What is needed = Reproduce all of the data exactly.

Records for the task =

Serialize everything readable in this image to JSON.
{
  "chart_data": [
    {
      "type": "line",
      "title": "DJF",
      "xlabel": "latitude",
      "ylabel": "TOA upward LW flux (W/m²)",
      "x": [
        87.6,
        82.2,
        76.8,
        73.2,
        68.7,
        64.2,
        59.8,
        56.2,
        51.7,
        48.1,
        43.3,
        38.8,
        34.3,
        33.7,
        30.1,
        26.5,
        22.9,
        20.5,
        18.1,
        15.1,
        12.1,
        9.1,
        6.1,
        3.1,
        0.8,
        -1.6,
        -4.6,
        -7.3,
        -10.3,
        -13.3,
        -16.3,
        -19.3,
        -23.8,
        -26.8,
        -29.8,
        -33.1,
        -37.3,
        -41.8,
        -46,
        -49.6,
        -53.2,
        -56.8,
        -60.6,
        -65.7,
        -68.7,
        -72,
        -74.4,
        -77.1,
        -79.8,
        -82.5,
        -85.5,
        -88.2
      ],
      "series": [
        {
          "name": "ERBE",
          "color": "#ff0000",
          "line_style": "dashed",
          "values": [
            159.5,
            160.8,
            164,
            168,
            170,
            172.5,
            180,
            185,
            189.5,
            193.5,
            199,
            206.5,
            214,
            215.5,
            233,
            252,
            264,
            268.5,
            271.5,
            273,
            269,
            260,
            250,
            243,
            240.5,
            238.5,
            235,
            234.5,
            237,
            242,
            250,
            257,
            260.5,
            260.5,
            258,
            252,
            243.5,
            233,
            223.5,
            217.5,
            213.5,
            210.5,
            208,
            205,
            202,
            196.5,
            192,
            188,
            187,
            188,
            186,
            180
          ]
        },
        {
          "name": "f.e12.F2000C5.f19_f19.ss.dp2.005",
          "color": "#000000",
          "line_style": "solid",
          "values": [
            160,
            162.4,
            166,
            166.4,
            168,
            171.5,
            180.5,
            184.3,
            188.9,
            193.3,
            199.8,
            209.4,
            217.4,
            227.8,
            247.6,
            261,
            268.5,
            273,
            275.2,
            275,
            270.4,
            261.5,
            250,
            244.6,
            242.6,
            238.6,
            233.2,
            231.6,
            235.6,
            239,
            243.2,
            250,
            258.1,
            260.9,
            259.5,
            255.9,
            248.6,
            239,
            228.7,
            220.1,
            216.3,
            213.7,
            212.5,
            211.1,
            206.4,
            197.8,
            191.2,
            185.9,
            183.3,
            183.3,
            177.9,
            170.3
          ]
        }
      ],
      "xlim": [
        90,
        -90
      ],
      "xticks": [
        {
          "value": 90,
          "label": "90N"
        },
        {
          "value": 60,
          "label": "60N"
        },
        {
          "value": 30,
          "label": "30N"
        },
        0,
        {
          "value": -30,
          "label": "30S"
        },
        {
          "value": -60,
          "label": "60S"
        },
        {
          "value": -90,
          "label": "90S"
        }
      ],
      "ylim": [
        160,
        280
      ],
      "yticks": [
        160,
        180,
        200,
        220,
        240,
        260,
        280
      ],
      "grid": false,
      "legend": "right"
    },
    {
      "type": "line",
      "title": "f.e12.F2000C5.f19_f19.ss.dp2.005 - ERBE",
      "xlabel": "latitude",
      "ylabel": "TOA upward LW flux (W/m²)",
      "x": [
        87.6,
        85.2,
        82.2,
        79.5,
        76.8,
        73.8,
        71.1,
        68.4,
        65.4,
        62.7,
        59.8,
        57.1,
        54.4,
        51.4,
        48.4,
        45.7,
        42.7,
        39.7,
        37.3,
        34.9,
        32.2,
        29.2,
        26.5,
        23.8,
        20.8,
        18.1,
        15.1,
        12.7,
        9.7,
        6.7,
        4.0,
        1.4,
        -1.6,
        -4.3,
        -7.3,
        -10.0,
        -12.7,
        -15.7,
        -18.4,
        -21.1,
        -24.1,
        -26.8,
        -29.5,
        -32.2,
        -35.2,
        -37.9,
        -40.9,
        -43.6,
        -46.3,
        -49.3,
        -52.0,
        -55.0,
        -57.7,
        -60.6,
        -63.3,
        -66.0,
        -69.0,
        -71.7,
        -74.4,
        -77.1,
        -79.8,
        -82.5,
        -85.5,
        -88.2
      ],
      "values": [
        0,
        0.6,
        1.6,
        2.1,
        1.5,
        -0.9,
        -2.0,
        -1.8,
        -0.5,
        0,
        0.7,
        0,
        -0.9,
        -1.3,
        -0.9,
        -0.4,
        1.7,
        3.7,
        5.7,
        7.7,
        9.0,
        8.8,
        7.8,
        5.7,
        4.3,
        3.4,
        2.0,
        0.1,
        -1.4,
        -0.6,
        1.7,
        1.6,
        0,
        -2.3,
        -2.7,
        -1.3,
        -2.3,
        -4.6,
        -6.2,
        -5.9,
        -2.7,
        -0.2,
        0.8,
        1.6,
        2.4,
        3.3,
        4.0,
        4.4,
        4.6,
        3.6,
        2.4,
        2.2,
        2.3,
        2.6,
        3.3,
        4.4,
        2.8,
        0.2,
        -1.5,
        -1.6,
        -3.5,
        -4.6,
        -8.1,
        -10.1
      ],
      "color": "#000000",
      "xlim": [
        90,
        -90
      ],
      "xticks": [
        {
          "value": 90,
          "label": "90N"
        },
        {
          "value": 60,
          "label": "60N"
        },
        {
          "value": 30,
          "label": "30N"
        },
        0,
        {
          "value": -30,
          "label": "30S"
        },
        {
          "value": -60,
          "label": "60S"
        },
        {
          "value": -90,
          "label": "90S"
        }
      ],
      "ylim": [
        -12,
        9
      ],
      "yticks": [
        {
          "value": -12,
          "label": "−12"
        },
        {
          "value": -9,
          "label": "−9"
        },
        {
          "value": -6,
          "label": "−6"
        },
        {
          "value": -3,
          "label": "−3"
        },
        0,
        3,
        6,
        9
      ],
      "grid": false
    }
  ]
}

Solution for this problem =
Serialize everything readable in this image to JSON.
{
  "chart_data": [
    {
      "type": "line",
      "title": "DJF",
      "xlabel": "latitude",
      "ylabel": "TOA upward LW flux (W/m²)",
      "x": [
        87.6,
        82.2,
        76.8,
        73.2,
        68.7,
        64.2,
        59.8,
        56.2,
        51.7,
        48.1,
        43.3,
        38.8,
        34.3,
        33.7,
        30.1,
        26.5,
        22.9,
        20.5,
        18.1,
        15.1,
        12.1,
        9.1,
        6.1,
        3.1,
        0.8,
        -1.6,
        -4.6,
        -7.3,
        -10.3,
        -13.3,
        -16.3,
        -19.3,
        -23.8,
        -26.8,
        -29.8,
        -33.1,
        -37.3,
        -41.8,
        -46,
        -49.6,
        -53.2,
        -56.8,
        -60.6,
        -65.7,
        -68.7,
        -72,
        -74.4,
        -77.1,
        -79.8,
        -82.5,
        -85.5,
        -88.2
      ],
      "series": [
        {
          "name": "ERBE",
          "color": "#ff0000",
          "line_style": "dashed",
          "values": [
            159.5,
            160.8,
            164,
            168,
            170,
            172.5,
            180,
            185,
            189.5,
            193.5,
            199,
            206.5,
            214,
            215.5,
            233,
            252,
            264,
            268.5,
            271.5,
            273,
            269,
            260,
            250,
            243,
            240.5,
            238.5,
            235,
            234.5,
            237,
            242,
            250,
            257,
            260.5,
            260.5,
            258,
            252,
            243.5,
            233,
            223.5,
            217.5,
            213.5,
            210.5,
            208,
            205,
            202,
            196.5,
            192,
            188,
            187,
            188,
            186,
            180
          ]
        },
        {
          "name": "f.e12.F2000C5.f19_f19.ss.dp2.005",
          "color": "#000000",
          "line_style": "solid",
          "values": [
            160,
            162.4,
            166,
            166.4,
            168,
            171.5,
            180.5,
            184.3,
            188.9,
            193.3,
            199.8,
            209.4,
            217.4,
            227.8,
            247.6,
            261,
            268.5,
            273,
            275.2,
            275,
            270.4,
            261.5,
            250,
            244.6,
            242.6,
            238.6,
            233.2,
            231.6,
            235.6,
            239,
            243.2,
            250,
            258.1,
            260.9,
            259.5,
            255.9,
            248.6,
            239,
            228.7,
            220.1,
            216.3,
            213.7,
            212.5,
            211.1,
            206.4,
            197.8,
            191.2,
            185.9,
            183.3,
            183.3,
            177.9,
            170.3
          ]
        }
      ],
      "xlim": [
        90,
        -90
      ],
      "xticks": [
        {
          "value": 90,
          "label": "90N"
        },
        {
          "value": 60,
          "label": "60N"
        },
        {
          "value": 30,
          "label": "30N"
        },
        0,
        {
          "value": -30,
          "label": "30S"
        },
        {
          "value": -60,
          "label": "60S"
        },
        {
          "value": -90,
          "label": "90S"
        }
      ],
      "ylim": [
        160,
        280
      ],
      "yticks": [
        160,
        180,
        200,
        220,
        240,
        260,
        280
      ],
      "grid": false,
      "legend": "right"
    },
    {
      "type": "line",
      "title": "f.e12.F2000C5.f19_f19.ss.dp2.005 - ERBE",
      "xlabel": "latitude",
      "ylabel": "TOA upward LW flux (W/m²)",
      "x": [
        87.6,
        85.2,
        82.2,
        79.5,
        76.8,
        73.8,
        71.1,
        68.4,
        65.4,
        62.7,
        59.8,
        57.1,
        54.4,
        51.4,
        48.4,
        45.7,
        42.7,
        39.7,
        37.3,
        34.9,
        32.2,
        29.2,
        26.5,
        23.8,
        20.8,
        18.1,
        15.1,
        12.7,
        9.7,
        6.7,
        4.0,
        1.4,
        -1.6,
        -4.3,
        -7.3,
        -10.0,
        -12.7,
        -15.7,
        -18.4,
        -21.1,
        -24.1,
        -26.8,
        -29.5,
        -32.2,
        -35.2,
        -37.9,
        -40.9,
        -43.6,
        -46.3,
        -49.3,
        -52.0,
        -55.0,
        -57.7,
        -60.6,
        -63.3,
        -66.0,
        -69.0,
        -71.7,
        -74.4,
        -77.1,
        -79.8,
        -82.5,
        -85.5,
        -88.2
      ],
      "values": [
        0,
        0.6,
        1.6,
        2.1,
        1.5,
        -0.9,
        -2.0,
        -1.8,
        -0.5,
        0,
        0.7,
        0,
        -0.9,
        -1.3,
        -0.9,
        -0.4,
        1.7,
        3.7,
        5.7,
        7.7,
        9.0,
        8.8,
        7.8,
        5.7,
        4.3,
        3.4,
        2.0,
        0.1,
        -1.4,
        -0.6,
        1.7,
        1.6,
        0,
        -2.3,
        -2.7,
        -1.3,
        -2.3,
        -4.6,
        -6.2,
        -5.9,
        -2.7,
        -0.2,
        0.8,
        1.6,
        2.4,
        3.3,
        4.0,
        4.4,
        4.6,
        3.6,
        2.4,
        2.2,
        2.3,
        2.6,
        3.3,
        4.4,
        2.8,
        0.2,
        -1.5,
        -1.6,
        -3.5,
        -4.6,
        -8.1,
        -10.1
      ],
      "color": "#000000",
      "xlim": [
        90,
        -90
      ],
      "xticks": [
        {
          "value": 90,
          "label": "90N"
        },
        {
          "value": 60,
          "label": "60N"
        },
        {
          "value": 30,
          "label": "30N"
        },
        0,
        {
          "value": -30,
          "label": "30S"
        },
        {
          "value": -60,
          "label": "60S"
        },
        {
          "value": -90,
          "label": "90S"
        }
      ],
      "ylim": [
        -12,
        9
      ],
      "yticks": [
        {
          "value": -12,
          "label": "−12"
        },
        {
          "value": -9,
          "label": "−9"
        },
        {
          "value": -6,
          "label": "−6"
        },
        {
          "value": -3,
          "label": "−3"
        },
        0,
        3,
        6,
        9
      ],
      "grid": false
    }
  ]
}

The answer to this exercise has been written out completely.